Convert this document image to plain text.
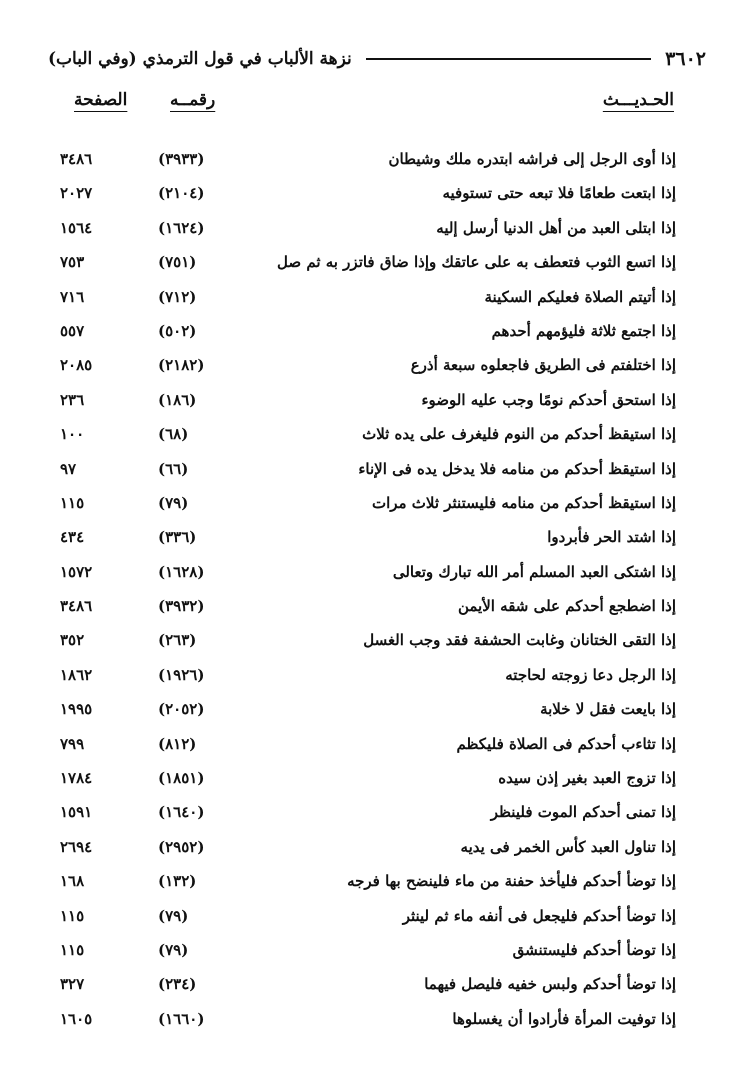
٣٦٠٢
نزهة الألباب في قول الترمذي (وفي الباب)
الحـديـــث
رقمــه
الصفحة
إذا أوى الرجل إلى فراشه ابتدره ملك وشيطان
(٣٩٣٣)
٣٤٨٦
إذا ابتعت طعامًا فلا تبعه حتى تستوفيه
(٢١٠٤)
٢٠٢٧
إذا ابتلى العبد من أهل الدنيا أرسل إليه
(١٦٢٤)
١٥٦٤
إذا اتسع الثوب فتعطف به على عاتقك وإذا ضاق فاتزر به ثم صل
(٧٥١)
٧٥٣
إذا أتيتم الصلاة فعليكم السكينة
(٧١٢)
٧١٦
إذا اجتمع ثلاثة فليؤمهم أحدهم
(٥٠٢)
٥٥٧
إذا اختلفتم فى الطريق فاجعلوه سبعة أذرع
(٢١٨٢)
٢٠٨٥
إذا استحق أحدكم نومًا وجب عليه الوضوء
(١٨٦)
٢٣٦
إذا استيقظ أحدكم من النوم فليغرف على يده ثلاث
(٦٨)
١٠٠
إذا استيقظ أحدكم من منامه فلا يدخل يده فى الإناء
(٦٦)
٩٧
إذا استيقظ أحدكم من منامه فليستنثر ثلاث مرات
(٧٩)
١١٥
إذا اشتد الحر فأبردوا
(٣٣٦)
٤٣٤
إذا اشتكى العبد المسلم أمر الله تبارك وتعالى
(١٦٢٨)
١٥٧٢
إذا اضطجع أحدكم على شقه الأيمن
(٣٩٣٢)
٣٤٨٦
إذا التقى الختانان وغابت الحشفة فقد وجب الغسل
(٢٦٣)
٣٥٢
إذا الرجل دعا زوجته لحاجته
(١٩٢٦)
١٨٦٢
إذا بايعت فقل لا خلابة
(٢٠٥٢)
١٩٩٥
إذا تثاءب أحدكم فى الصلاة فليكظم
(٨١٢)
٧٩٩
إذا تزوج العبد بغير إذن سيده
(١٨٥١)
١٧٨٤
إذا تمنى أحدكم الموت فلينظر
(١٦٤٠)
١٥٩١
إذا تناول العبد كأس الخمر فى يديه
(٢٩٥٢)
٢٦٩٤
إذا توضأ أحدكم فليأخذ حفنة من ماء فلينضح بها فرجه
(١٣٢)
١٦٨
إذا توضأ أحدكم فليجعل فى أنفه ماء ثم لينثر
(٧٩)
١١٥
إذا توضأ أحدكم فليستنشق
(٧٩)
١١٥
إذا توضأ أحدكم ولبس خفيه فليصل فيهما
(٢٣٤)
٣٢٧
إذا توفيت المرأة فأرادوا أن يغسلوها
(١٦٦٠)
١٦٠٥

* _GOAL OF THE EXERCISE_:
Filter the data for the string "الرجل" and copy every line that has it.

* _SOLUTION BELOW_:
إذا أوى الرجل إلى فراشه ابتدره ملك وشيطان
إذا الرجل دعا زوجته لحاجته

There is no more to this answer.